#### Given exercise
Give the data below again exactly as it stands. Omit the pictures.

#### Data extract
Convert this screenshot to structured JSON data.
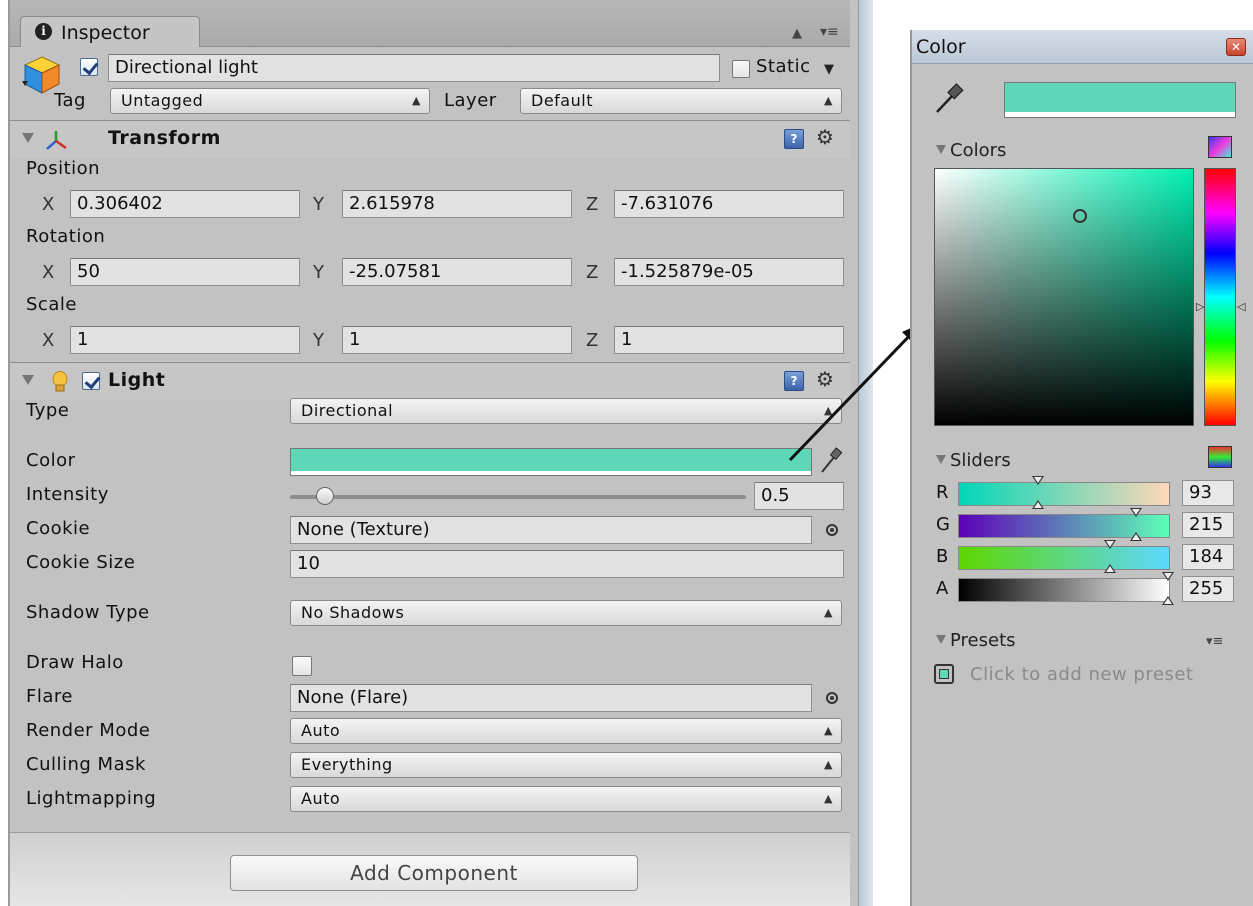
{
  "inspector": {
    "tab_label": "Inspector",
    "object_name": "Directional light",
    "static_label": "Static",
    "tag_label": "Tag",
    "tag_value": "Untagged",
    "layer_label": "Layer",
    "layer_value": "Default",
    "transform": {
      "title": "Transform",
      "position_label": "Position",
      "rotation_label": "Rotation",
      "scale_label": "Scale",
      "axis_x": "X",
      "axis_y": "Y",
      "axis_z": "Z",
      "position": {
        "x": "0.306402",
        "y": "2.615978",
        "z": "-7.631076"
      },
      "rotation": {
        "x": "50",
        "y": "-25.07581",
        "z": "-1.525879e-05"
      },
      "scale": {
        "x": "1",
        "y": "1",
        "z": "1"
      }
    },
    "light": {
      "title": "Light",
      "type_label": "Type",
      "type_value": "Directional",
      "color_label": "Color",
      "color_hex": "#5dd7b8",
      "intensity_label": "Intensity",
      "intensity_value": "0.5",
      "intensity_fraction": 0.0,
      "cookie_label": "Cookie",
      "cookie_value": "None (Texture)",
      "cookie_size_label": "Cookie Size",
      "cookie_size_value": "10",
      "shadow_type_label": "Shadow Type",
      "shadow_type_value": "No Shadows",
      "draw_halo_label": "Draw Halo",
      "flare_label": "Flare",
      "flare_value": "None (Flare)",
      "render_mode_label": "Render Mode",
      "render_mode_value": "Auto",
      "culling_mask_label": "Culling Mask",
      "culling_mask_value": "Everything",
      "lightmapping_label": "Lightmapping",
      "lightmapping_value": "Auto"
    },
    "add_component_label": "Add Component"
  },
  "color_window": {
    "title": "Color",
    "current_color_hex": "#5dd7b8",
    "colors_section": "Colors",
    "sliders_section": "Sliders",
    "sliders": [
      {
        "label": "R",
        "value": "93"
      },
      {
        "label": "G",
        "value": "215"
      },
      {
        "label": "B",
        "value": "184"
      },
      {
        "label": "A",
        "value": "255"
      }
    ],
    "presets_section": "Presets",
    "presets_hint": "Click to add new preset"
  }
}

#### Answer in full
Convert this screenshot to structured JSON data.
{
  "inspector": {
    "tab_label": "Inspector",
    "object_name": "Directional light",
    "static_label": "Static",
    "tag_label": "Tag",
    "tag_value": "Untagged",
    "layer_label": "Layer",
    "layer_value": "Default",
    "transform": {
      "title": "Transform",
      "position_label": "Position",
      "rotation_label": "Rotation",
      "scale_label": "Scale",
      "axis_x": "X",
      "axis_y": "Y",
      "axis_z": "Z",
      "position": {
        "x": "0.306402",
        "y": "2.615978",
        "z": "-7.631076"
      },
      "rotation": {
        "x": "50",
        "y": "-25.07581",
        "z": "-1.525879e-05"
      },
      "scale": {
        "x": "1",
        "y": "1",
        "z": "1"
      }
    },
    "light": {
      "title": "Light",
      "type_label": "Type",
      "type_value": "Directional",
      "color_label": "Color",
      "color_hex": "#5dd7b8",
      "intensity_label": "Intensity",
      "intensity_value": "0.5",
      "intensity_fraction": 0.0,
      "cookie_label": "Cookie",
      "cookie_value": "None (Texture)",
      "cookie_size_label": "Cookie Size",
      "cookie_size_value": "10",
      "shadow_type_label": "Shadow Type",
      "shadow_type_value": "No Shadows",
      "draw_halo_label": "Draw Halo",
      "flare_label": "Flare",
      "flare_value": "None (Flare)",
      "render_mode_label": "Render Mode",
      "render_mode_value": "Auto",
      "culling_mask_label": "Culling Mask",
      "culling_mask_value": "Everything",
      "lightmapping_label": "Lightmapping",
      "lightmapping_value": "Auto"
    },
    "add_component_label": "Add Component"
  },
  "color_window": {
    "title": "Color",
    "current_color_hex": "#5dd7b8",
    "colors_section": "Colors",
    "sliders_section": "Sliders",
    "sliders": [
      {
        "label": "R",
        "value": "93"
      },
      {
        "label": "G",
        "value": "215"
      },
      {
        "label": "B",
        "value": "184"
      },
      {
        "label": "A",
        "value": "255"
      }
    ],
    "presets_section": "Presets",
    "presets_hint": "Click to add new preset"
  }
}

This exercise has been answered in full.